▶ [Artikel]
- - -

Spielerisch halten sich die Neuerungen in Grenzen. Wo es aber welche gibt, machen sie Sinn. So könnt Ihr euch zum Beispiel jetzt auch an Kanten aufstützen, was für mehr Präzision beim Zielen und für eine bessere Deckung sorgt. Außerdem trauen sich die Entwickler von Infinity Ward, auch mal Tempo rauszunehmen, statt auf bedingungslose Daueraction zu setzen. Dann schleichen wir als Arbeiter getarnt an Russen vorbei, müssen minutiös einen Sniperangriff vorbereiten oder führen Geiseln mit Hilfe von Überwachungskameras an den Angreifern vorbei. Das ist dann auch ohne Dauergeballer so richtig spannend, die Tempowechsel tun dem Spiel spürbar gut.

(Copyright: Activision)

- - -

▶ [Auszüge der Datensätze]
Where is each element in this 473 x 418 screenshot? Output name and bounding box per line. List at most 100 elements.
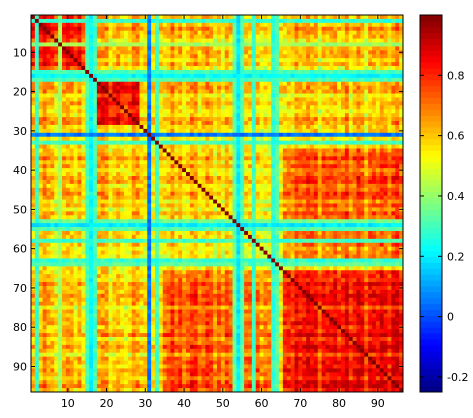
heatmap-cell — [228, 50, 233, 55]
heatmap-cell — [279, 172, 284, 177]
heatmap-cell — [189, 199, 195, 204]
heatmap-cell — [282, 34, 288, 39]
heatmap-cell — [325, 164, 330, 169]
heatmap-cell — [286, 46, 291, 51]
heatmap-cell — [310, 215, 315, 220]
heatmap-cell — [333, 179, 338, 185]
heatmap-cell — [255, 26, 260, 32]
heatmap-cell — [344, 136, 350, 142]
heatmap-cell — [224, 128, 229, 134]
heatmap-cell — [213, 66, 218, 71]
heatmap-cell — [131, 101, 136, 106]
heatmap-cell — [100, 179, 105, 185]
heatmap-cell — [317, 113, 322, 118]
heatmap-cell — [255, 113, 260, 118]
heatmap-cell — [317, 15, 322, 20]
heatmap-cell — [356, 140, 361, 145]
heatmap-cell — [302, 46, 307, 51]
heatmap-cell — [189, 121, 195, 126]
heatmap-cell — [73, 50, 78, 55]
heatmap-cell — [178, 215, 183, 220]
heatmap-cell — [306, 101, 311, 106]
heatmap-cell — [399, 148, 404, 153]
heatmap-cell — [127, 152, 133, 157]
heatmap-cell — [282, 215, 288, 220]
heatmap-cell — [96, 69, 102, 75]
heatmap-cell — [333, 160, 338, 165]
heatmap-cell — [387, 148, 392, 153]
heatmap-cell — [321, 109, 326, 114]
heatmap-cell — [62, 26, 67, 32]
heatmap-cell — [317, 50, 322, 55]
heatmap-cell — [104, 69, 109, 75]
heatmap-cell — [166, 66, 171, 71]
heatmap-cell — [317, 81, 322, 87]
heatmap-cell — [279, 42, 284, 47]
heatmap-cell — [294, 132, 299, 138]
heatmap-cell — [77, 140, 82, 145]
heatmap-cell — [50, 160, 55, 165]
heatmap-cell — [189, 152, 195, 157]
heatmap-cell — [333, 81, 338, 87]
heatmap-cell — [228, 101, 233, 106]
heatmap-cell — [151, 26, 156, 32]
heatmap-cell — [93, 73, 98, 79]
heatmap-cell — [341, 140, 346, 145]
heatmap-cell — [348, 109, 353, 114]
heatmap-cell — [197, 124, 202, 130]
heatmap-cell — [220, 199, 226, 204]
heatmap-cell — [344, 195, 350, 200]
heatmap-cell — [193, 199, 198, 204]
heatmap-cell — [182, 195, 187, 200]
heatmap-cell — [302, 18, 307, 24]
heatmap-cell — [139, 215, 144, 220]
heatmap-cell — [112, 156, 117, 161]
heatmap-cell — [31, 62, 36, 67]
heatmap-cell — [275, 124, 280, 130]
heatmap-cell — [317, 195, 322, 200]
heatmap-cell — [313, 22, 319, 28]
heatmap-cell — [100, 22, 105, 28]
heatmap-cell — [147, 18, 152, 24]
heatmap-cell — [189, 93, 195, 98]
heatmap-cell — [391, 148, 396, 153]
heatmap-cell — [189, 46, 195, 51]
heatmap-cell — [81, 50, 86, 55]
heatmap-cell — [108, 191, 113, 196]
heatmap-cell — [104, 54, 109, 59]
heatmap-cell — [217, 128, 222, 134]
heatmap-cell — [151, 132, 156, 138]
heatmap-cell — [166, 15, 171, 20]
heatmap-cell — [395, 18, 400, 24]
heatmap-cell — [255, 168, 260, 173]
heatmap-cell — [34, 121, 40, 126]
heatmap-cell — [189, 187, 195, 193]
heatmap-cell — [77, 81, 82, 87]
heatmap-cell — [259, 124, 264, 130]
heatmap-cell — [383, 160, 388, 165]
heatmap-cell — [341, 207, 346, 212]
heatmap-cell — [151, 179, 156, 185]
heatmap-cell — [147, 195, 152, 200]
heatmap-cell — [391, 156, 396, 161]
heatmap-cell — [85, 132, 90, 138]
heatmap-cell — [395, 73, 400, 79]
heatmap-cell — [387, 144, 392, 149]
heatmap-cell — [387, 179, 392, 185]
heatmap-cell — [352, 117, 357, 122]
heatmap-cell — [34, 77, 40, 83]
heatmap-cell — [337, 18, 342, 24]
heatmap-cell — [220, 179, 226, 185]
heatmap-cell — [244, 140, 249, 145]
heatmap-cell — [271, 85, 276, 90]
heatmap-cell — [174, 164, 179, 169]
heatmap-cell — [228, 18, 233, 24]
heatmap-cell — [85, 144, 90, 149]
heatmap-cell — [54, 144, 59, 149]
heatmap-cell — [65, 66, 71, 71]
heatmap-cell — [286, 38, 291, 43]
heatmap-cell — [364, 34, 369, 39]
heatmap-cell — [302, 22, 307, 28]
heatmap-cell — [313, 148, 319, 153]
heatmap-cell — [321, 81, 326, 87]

- - -

▶ [Die Aufgabe]
Schreibe den Artikel über das Spiel von Infinity Ward im Anschluss an seinen letzten Satz weiter.

▶ [Lösung zur Aufgabe]
Grafik und Sound: gut

Technisch hat das neue Call of Duty – auch dank der neuen Grafik-Engine gut zugelegt, vor allem auf den potenteren Konsolen. Detailgrad, Lichteffekte, Animationen – das alles kann sich sehen lassen, auch wenn Battlefield V da noch einen Ticken besser aussieht. Beim Sound dagegen hab ich persönlich Call of Duty ganz vorne: Hier klingen die Waffensounds einfach noch eine Spur wuchtiger, kommen die Effekte besser und überzeugt auch die durchweg gute deutsche Sprachausgabe.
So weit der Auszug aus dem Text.